**DATASET CONTENT**
----

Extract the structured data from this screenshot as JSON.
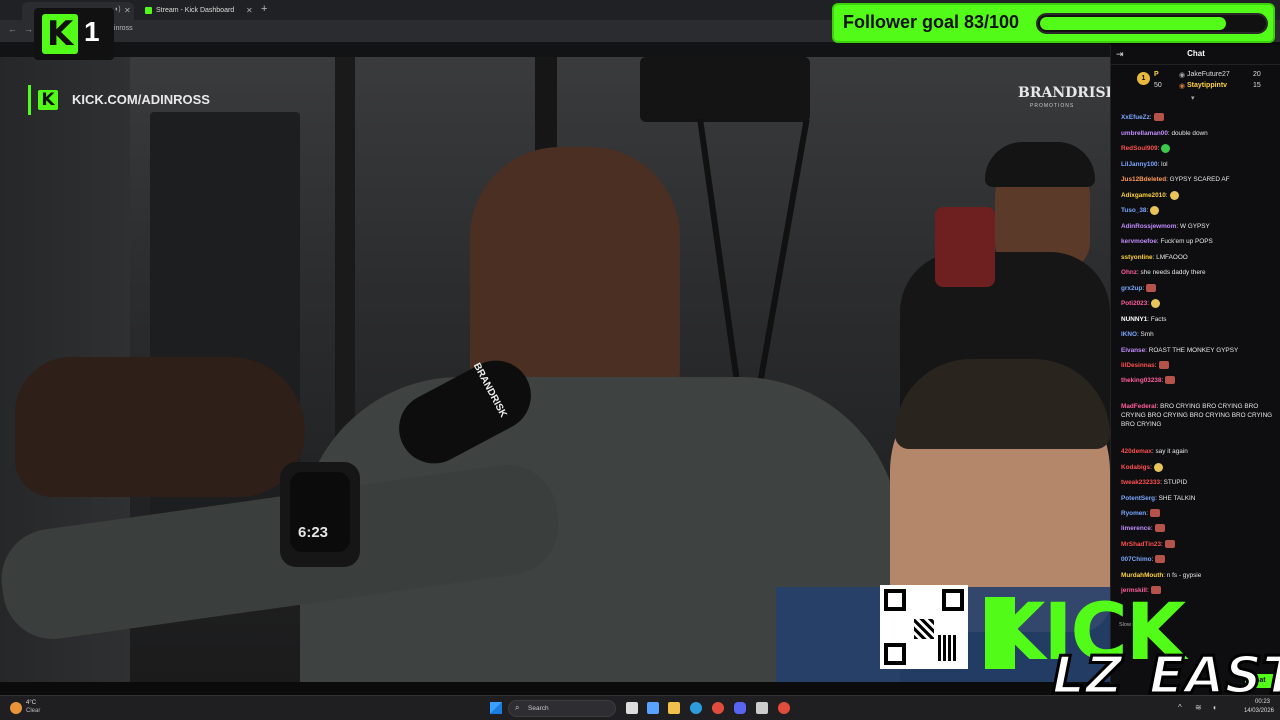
{
  "browser": {
    "tabs": [
      {
        "label": "",
        "close": "✕"
      },
      {
        "label": "Stream - Kick Dashboard",
        "close": "✕"
      }
    ],
    "new_tab": "+",
    "url": "dinross"
  },
  "badge": {
    "number": "1",
    "glyph": "K"
  },
  "follower_goal": {
    "text": "Follower goal 83/100",
    "current": 83,
    "target": 100
  },
  "stream": {
    "watermark_url": "KICK.COM/ADINROSS",
    "sponsor": "BRANDRISK",
    "sponsor_sub": "PROMOTIONS",
    "mic_flag": "BRANDRISK",
    "watch_time": "6:23"
  },
  "chat": {
    "title": "Chat",
    "leaderboard": {
      "first": {
        "rank": "1",
        "name": "P",
        "points": "50"
      },
      "second": {
        "name": "JakeFuture27",
        "points": "20"
      },
      "third": {
        "name": "Staytippintv",
        "points": "15"
      }
    },
    "messages": [
      {
        "user": "XxEfueZz",
        "text": ":",
        "color": "#7aa7ff",
        "emote": "red"
      },
      {
        "user": "umbrellaman00",
        "text": ": double down",
        "color": "#c28cff"
      },
      {
        "user": "RedSoul909",
        "text": ":",
        "color": "#ff5050",
        "emote": "green"
      },
      {
        "user": "LilJanny100",
        "text": ": lol",
        "color": "#7aa7ff"
      },
      {
        "user": "Jus12Bdeleted",
        "text": ": GYPSY SCARED AF",
        "color": "#ff9b5c"
      },
      {
        "user": "Adixgame2010",
        "text": ":",
        "color": "#ffd23f",
        "emote": "yellow"
      },
      {
        "user": "Tuso_38",
        "text": ":",
        "color": "#7aa7ff",
        "emote": "yellow"
      },
      {
        "user": "AdinRossjewmom",
        "text": ": W GYPSY",
        "color": "#c28cff"
      },
      {
        "user": "kervmoefoe",
        "text": ": Fuck'em up POPS",
        "color": "#c28cff"
      },
      {
        "user": "sstyonline",
        "text": ": LMFAOOO",
        "color": "#ffd23f"
      },
      {
        "user": "Ohnz",
        "text": ": she needs daddy there",
        "color": "#ff5d9b"
      },
      {
        "user": "grx2up",
        "text": ":",
        "color": "#7aa7ff",
        "emote": "red"
      },
      {
        "user": "Poti2023",
        "text": ":",
        "color": "#ff5d9b",
        "emote": "yellow"
      },
      {
        "user": "NUNNY1",
        "text": ": Facts",
        "color": "#ffffff"
      },
      {
        "user": "IKNO",
        "text": ": Smh",
        "color": "#7aa7ff"
      },
      {
        "user": "Eivanse",
        "text": ": ROAST THE MONKEY GYPSY",
        "color": "#c28cff"
      },
      {
        "user": "lilDesinnas",
        "text": ":",
        "color": "#ff5050",
        "emote": "red"
      },
      {
        "user": "theking03238",
        "text": ":",
        "color": "#ff5d9b",
        "emote": "red"
      },
      {
        "user": "MadFederal",
        "text": ": BRO CRYING BRO CRYING BRO CRYING BRO CRYING BRO CRYING BRO CRYING BRO CRYING",
        "color": "#ff5d9b"
      },
      {
        "user": "420demax",
        "text": ": say it again",
        "color": "#ff5050"
      },
      {
        "user": "Kodabigs",
        "text": ":",
        "color": "#ff5050",
        "emote": "yellow"
      },
      {
        "user": "tweak232333",
        "text": ": STUPID",
        "color": "#ff5050"
      },
      {
        "user": "PotentSerg",
        "text": ": SHE TALKIN",
        "color": "#7aa7ff"
      },
      {
        "user": "Ryomen",
        "text": ":",
        "color": "#7aa7ff",
        "emote": "red"
      },
      {
        "user": "limerence",
        "text": ":",
        "color": "#c28cff",
        "emote": "red"
      },
      {
        "user": "MrShadTin23",
        "text": ":",
        "color": "#ff5050",
        "emote": "red"
      },
      {
        "user": "007Chimo",
        "text": ":",
        "color": "#7aa7ff",
        "emote": "red"
      },
      {
        "user": "MurdahMouth",
        "text": ": n fs - gypsie",
        "color": "#ffd23f"
      },
      {
        "user": "jermskill",
        "text": ":",
        "color": "#ff5d9b",
        "emote": "red"
      }
    ],
    "slow_mode": "Slow m",
    "chat_button": "Chat"
  },
  "overlay": {
    "brand": "KICK",
    "streamer_tag": "LZ_EAST"
  },
  "taskbar": {
    "temp": "4°C",
    "weather": "Clear",
    "search": "Search",
    "time": "00:23",
    "date": "14/03/2026"
  },
  "colors": {
    "kick_green": "#53fc18"
  }
}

----

**GIVEN INSTRUCTION**
Locate the lines above that contain "GYPSY" and copy them.

**CORRECT ANSWER**
        "text": ": GYPSY SCARED AF",
        "text": ": W GYPSY",
        "text": ": ROAST THE MONKEY GYPSY",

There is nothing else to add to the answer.